EXTRACTED TEXT:
In Re Carabes

144 Cal. App. 3d 927, 193 Cal. Rptr. 65, 1983 Cal. App. LEXIS 1885
CourtCalifornia Court of Appeal
DecidedJuly 13, 1983
DocketCiv. 7591
StatusPublished
Cited by42 cases

This text of 144 Cal. App. 3d 927 (In Re Carabes) is published on Counsel Stack Legal Research, covering California Court of Appeal primary law. Counsel Stack provides free access to over 12 million legal documents including statutes, case law, regulations, and constitutions.

Bluebook
In Re Carabes, 144 Cal. App. 3d 927, 193 Cal. Rptr. 65, 1983 Cal. App. LEXIS 1885 (Cal. Ct. App. 1983).

Opinion

Opinion

BROWN (G. A.), P. J.

The issue in this habeas corpus proceeding is whether a defendant who pleads guilty to second degree murder must be advised of the parole consequences of conviction of that offense prior to entering the plea. We hold that such advisement must be given.

Pursuant to a plea bargain, the petitioner pled guilty to second degree murder (Pen. Code, § 187) and use of a firearm in the commission of the *929 offense (Pen. Code, § 12022.5). He was sentenced to 17 years to life—15 to life for the second degree murder conviction (Pen. Code, § 190) and an additional two-year enhancement for the gun use conviction. Prior to his plea petitioner was given and waived all of his Boykin-Tahl rights and was advised the sentence would be 17 years to life for the offense. He was not advised of the parole consequences of his conviction prior to entry of his plea.

Within a few days after the entry of the plea, petitioner moved to withdraw his plea of guilty on the ground he was not advised of the parole consequences of the plea. The motion was denied. The trial court also denied a motion for a certificate of probable cause (Pen. Code, § 1237.5). Petitioner asked this court for a writ of mandate directing the trial court to issue a certificate of probable cause. We deemed the request for mandamus a petition for writ of habeas corpus and issued an order to show cause.

Discussion

In Bunnell v. Superior Court (1975) 13 Cal.3d 592, 605, [119 Cal.Rptr. 302, 531 P.2d 1086], the Supreme Court directed that “[i]n all guilty plea . . . cases the defendant shall be advised of the direct consequences of conviction such as the permissible range of punishment provided by statute, . . .” The requirement extends only to the “‘primary and direct consequences’ of his ‘imminent conviction’ ” (People v. Searcie (1974) 37 Cal.App.3d 204, 211 [112 Cal.Rptr. 267], quoting from In re Birch (1973) 10 Cal.3d 314, 319-320 [110 Cal.Rptr. 212, 515 P.2d 12]) and is not constitutionally required but is merely a “judicially declared rule of criminal procedure.” (In re Ronald E. (1977) 19 Cal.3d 315, 320-321 [137 Cal.Rptr. 781, 562 P.2d 684]; In re Yurko (1974) 10 Cal.3d 857, 864 [112 Cal.Rptr. 513, 519 P.2d 516].)

The sentence in this case was imposed pursuant to Penal Code section 1168, subdivision (b), and Penal Code section 190. In addition to setting the term of “15 years to life” for second degree muder, section 190 provides that the defendant is entitled to good time/work time credits against the minimum term of 15 years, “but such person shall not otherwise be released on parole prior to such time.” Thus, credits aside, the minimum term is 15 years plus, of course, the 2 years gun use enhancement.

[Dataset records]
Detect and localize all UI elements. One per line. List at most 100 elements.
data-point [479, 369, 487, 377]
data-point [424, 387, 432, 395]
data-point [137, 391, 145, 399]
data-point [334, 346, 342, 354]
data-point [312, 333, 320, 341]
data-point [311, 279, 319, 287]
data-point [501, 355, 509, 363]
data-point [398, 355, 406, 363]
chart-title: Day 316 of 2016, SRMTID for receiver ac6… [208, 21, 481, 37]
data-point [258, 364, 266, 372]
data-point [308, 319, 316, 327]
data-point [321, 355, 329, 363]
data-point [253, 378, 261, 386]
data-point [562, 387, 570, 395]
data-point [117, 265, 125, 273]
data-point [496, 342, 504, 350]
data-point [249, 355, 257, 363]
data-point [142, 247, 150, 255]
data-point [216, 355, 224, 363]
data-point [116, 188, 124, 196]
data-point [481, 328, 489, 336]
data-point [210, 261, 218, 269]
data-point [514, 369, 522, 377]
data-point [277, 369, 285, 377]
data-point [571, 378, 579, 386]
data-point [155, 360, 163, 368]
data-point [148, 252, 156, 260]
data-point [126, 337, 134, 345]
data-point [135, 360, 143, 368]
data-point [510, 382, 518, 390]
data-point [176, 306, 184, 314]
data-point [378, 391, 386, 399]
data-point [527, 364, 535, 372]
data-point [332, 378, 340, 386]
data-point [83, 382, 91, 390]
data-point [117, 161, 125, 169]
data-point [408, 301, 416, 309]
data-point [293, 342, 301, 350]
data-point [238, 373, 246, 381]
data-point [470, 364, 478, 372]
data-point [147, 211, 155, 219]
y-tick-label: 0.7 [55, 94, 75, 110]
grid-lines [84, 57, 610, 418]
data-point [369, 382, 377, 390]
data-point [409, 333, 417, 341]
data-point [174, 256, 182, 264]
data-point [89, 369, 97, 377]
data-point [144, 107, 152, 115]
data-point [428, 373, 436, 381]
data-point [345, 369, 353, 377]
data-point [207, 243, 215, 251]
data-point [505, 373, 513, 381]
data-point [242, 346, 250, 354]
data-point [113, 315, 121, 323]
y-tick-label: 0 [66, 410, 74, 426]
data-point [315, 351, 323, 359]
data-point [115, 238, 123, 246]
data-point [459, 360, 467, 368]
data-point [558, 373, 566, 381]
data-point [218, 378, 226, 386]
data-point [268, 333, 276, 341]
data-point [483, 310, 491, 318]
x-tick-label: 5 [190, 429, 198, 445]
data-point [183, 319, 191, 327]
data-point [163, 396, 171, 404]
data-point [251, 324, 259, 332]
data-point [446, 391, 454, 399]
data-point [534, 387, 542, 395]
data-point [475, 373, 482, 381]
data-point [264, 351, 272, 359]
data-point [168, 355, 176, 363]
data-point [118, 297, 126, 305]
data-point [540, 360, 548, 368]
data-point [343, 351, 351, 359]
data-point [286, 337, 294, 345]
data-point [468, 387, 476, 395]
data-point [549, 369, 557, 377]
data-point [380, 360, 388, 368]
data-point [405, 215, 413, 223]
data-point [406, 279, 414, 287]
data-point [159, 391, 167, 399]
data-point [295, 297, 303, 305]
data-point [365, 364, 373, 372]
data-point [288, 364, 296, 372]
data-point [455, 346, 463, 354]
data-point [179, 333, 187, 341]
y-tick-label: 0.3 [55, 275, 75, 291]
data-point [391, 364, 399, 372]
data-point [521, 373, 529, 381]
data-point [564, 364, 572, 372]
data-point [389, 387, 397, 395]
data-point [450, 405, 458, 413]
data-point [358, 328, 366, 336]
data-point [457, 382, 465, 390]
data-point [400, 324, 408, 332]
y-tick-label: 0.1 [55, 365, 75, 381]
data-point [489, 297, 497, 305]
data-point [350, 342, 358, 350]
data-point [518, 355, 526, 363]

YOUR TASK: Retype the stretch of the In re Carabes opinion from "BROWN (G. A.), P." through "of his plea.". The dataset records have nothing to do with this.

SOLUTION TO THIS TASK:
BROWN (G. A.), P. J.

The issue in this habeas corpus proceeding is whether a defendant who pleads guilty to second degree murder must be advised of the parole consequences of conviction of that offense prior to entering the plea. We hold that such advisement must be given.

Pursuant to a plea bargain, the petitioner pled guilty to second degree murder (Pen. Code, § 187) and use of a firearm in the commission of the *929 offense (Pen. Code, § 12022.5). He was sentenced to 17 years to life—15 to life for the second degree murder conviction (Pen. Code, § 190) and an additional two-year enhancement for the gun use conviction. Prior to his plea petitioner was given and waived all of his Boykin-Tahl rights and was advised the sentence would be 17 years to life for the offense. He was not advised of the parole consequences of his conviction prior to entry of his plea.